** Start STORED RECORDS **

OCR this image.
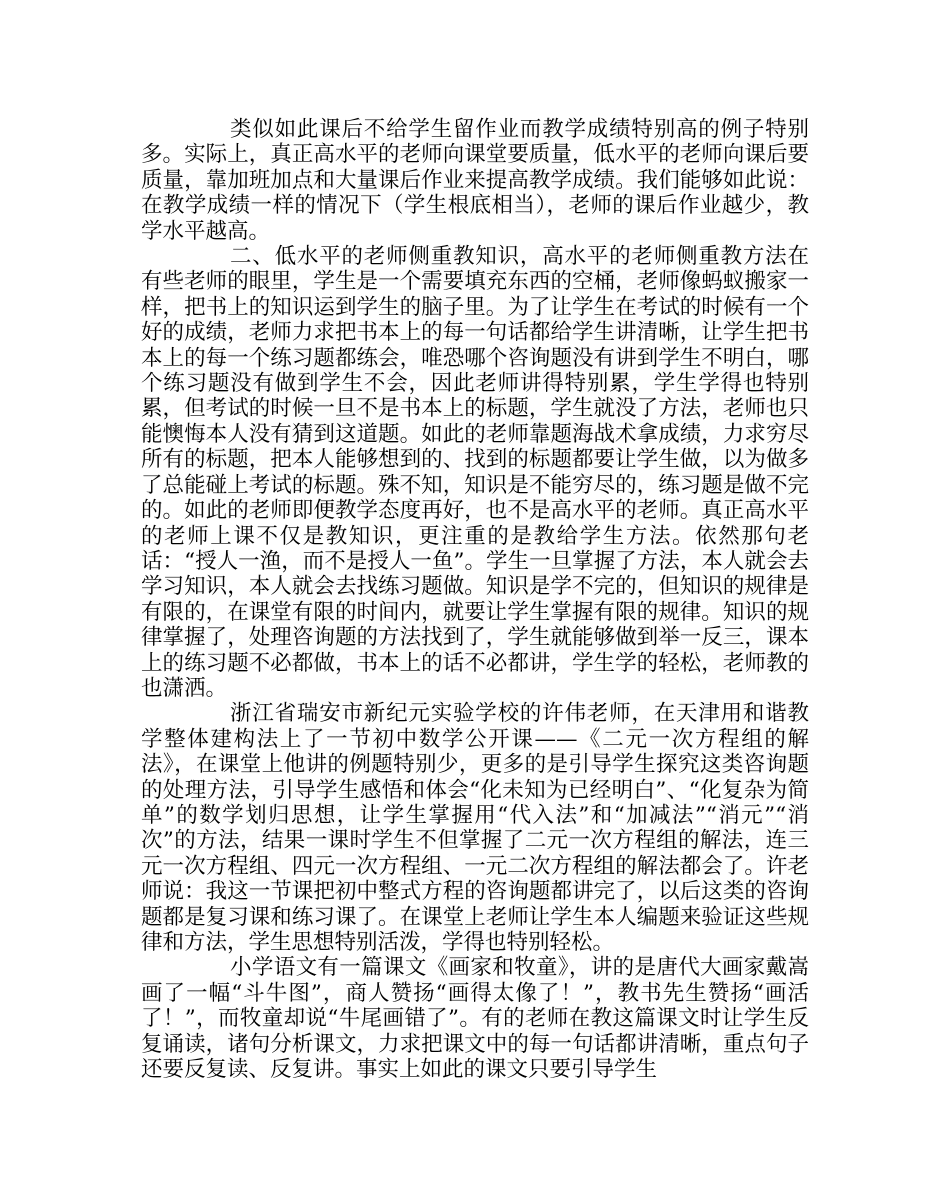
类似如此课后不给学生留作业而教学成绩特别高的例子特别多。实际上，真正高水平的老师向课堂要质量，低水平的老师向课后要质量，靠加班加点和大量课后作业来提高教学成绩。我们能够如此说：在教学成绩一样的情况下（学生根底相当），老师的课后作业越少，教学水平越高。

二、低水平的老师侧重教知识，高水平的老师侧重教方法在有些老师的眼里，学生是一个需要填充东西的空桶，老师像蚂蚁搬家一样，把书上的知识运到学生的脑子里。为了让学生在考试的时候有一个好的成绩，老师力求把书本上的每一句话都给学生讲清晰，让学生把书本上的每一个练习题都练会，唯恐哪个咨询题没有讲到学生不明白，哪个练习题没有做到学生不会，因此老师讲得特别累，学生学得也特别累，但考试的时候一旦不是书本上的标题，学生就没了方法，老师也只能懊悔本人没有猜到这道题。如此的老师靠题海战术拿成绩，力求穷尽所有的标题，把本人能够想到的、找到的标题都要让学生做，以为做多了总能碰上考试的标题。殊不知，知识是不能穷尽的，练习题是做不完的。如此的老师即便教学态度再好，也不是高水平的老师。真正高水平的老师上课不仅是教知识，更注重的是教给学生方法。依然那句老话：“授人一渔，而不是授人一鱼”。学生一旦掌握了方法，本人就会去学习知识，本人就会去找练习题做。知识是学不完的，但知识的规律是有限的，在课堂有限的时间内，就要让学生掌握有限的规律。知识的规律掌握了，处理咨询题的方法找到了，学生就能够做到举一反三，课本上的练习题不必都做，书本上的话不必都讲，学生学的轻松，老师教的也潇洒。

浙江省瑞安市新纪元实验学校的许伟老师，在天津用和谐教学整体建构法上了一节初中数学公开课——《二元一次方程组的解法》，在课堂上他讲的例题特别少，更多的是引导学生探究这类咨询题的处理方法，引导学生感悟和体会“化未知为已经明白”、“化复杂为简单”的数学划归思想，让学生掌握用“代入法”和“加减法”“消元”“消次”的方法，结果一课时学生不但掌握了二元一次方程组的解法，连三元一次方程组、四元一次方程组、一元二次方程组的解法都会了。许老师说：我这一节课把初中整式方程的咨询题都讲完了，以后这类的咨询题都是复习课和练习课了。在课堂上老师让学生本人编题来验证这些规律和方法，学生思想特别活泼，学得也特别轻松。

小学语文有一篇课文《画家和牧童》，讲的是唐代大画家戴嵩画了一幅“斗牛图”，商人赞扬“画得太像了！”，教书先生赞扬“画活了！”，而牧童却说“牛尾画错了”。有的老师在教这篇课文时让学生反复诵读，诸句分析课文，力求把课文中的每一句话都讲清晰，重点句子还要反复读、反复讲。事实上如此的课文只要引导学生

** End STORED RECORDS **

> [WHAT THE TASK REQUIRES]: Restate the whole of the material word for word without the pictures.

> [THE COMPLETED TASK]:
OCR this image.
类似如此课后不给学生留作业而教学成绩特别高的例子特别多。实际上，真正高水平的老师向课堂要质量，低水平的老师向课后要质量，靠加班加点和大量课后作业来提高教学成绩。我们能够如此说：在教学成绩一样的情况下（学生根底相当），老师的课后作业越少，教学水平越高。

二、低水平的老师侧重教知识，高水平的老师侧重教方法在有些老师的眼里，学生是一个需要填充东西的空桶，老师像蚂蚁搬家一样，把书上的知识运到学生的脑子里。为了让学生在考试的时候有一个好的成绩，老师力求把书本上的每一句话都给学生讲清晰，让学生把书本上的每一个练习题都练会，唯恐哪个咨询题没有讲到学生不明白，哪个练习题没有做到学生不会，因此老师讲得特别累，学生学得也特别累，但考试的时候一旦不是书本上的标题，学生就没了方法，老师也只能懊悔本人没有猜到这道题。如此的老师靠题海战术拿成绩，力求穷尽所有的标题，把本人能够想到的、找到的标题都要让学生做，以为做多了总能碰上考试的标题。殊不知，知识是不能穷尽的，练习题是做不完的。如此的老师即便教学态度再好，也不是高水平的老师。真正高水平的老师上课不仅是教知识，更注重的是教给学生方法。依然那句老话：“授人一渔，而不是授人一鱼”。学生一旦掌握了方法，本人就会去学习知识，本人就会去找练习题做。知识是学不完的，但知识的规律是有限的，在课堂有限的时间内，就要让学生掌握有限的规律。知识的规律掌握了，处理咨询题的方法找到了，学生就能够做到举一反三，课本上的练习题不必都做，书本上的话不必都讲，学生学的轻松，老师教的也潇洒。

浙江省瑞安市新纪元实验学校的许伟老师，在天津用和谐教学整体建构法上了一节初中数学公开课——《二元一次方程组的解法》，在课堂上他讲的例题特别少，更多的是引导学生探究这类咨询题的处理方法，引导学生感悟和体会“化未知为已经明白”、“化复杂为简单”的数学划归思想，让学生掌握用“代入法”和“加减法”“消元”“消次”的方法，结果一课时学生不但掌握了二元一次方程组的解法，连三元一次方程组、四元一次方程组、一元二次方程组的解法都会了。许老师说：我这一节课把初中整式方程的咨询题都讲完了，以后这类的咨询题都是复习课和练习课了。在课堂上老师让学生本人编题来验证这些规律和方法，学生思想特别活泼，学得也特别轻松。

小学语文有一篇课文《画家和牧童》，讲的是唐代大画家戴嵩画了一幅“斗牛图”，商人赞扬“画得太像了！”，教书先生赞扬“画活了！”，而牧童却说“牛尾画错了”。有的老师在教这篇课文时让学生反复诵读，诸句分析课文，力求把课文中的每一句话都讲清晰，重点句子还要反复读、反复讲。事实上如此的课文只要引导学生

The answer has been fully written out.